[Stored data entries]
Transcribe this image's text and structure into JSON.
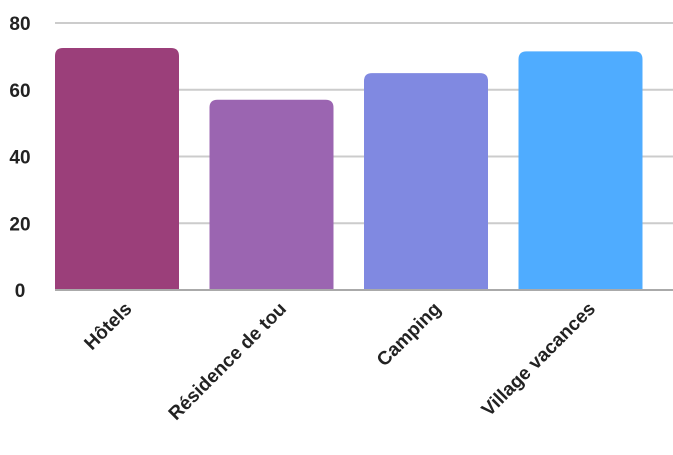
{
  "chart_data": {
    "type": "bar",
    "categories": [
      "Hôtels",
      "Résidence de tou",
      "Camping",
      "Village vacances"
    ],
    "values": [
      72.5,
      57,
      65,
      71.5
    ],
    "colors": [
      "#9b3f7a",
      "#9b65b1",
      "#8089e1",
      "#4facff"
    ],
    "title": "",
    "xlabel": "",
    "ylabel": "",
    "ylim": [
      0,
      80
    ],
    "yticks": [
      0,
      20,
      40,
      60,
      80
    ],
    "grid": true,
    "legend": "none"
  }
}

TASK STATEMENT> Retype all the records shown above, character for character. Omit every picture.

TASK RESULT>
Transcribe this image's text and structure into JSON.
{
  "chart_data": {
    "type": "bar",
    "categories": [
      "Hôtels",
      "Résidence de tou",
      "Camping",
      "Village vacances"
    ],
    "values": [
      72.5,
      57,
      65,
      71.5
    ],
    "colors": [
      "#9b3f7a",
      "#9b65b1",
      "#8089e1",
      "#4facff"
    ],
    "title": "",
    "xlabel": "",
    "ylabel": "",
    "ylim": [
      0,
      80
    ],
    "yticks": [
      0,
      20,
      40,
      60,
      80
    ],
    "grid": true,
    "legend": "none"
  }
}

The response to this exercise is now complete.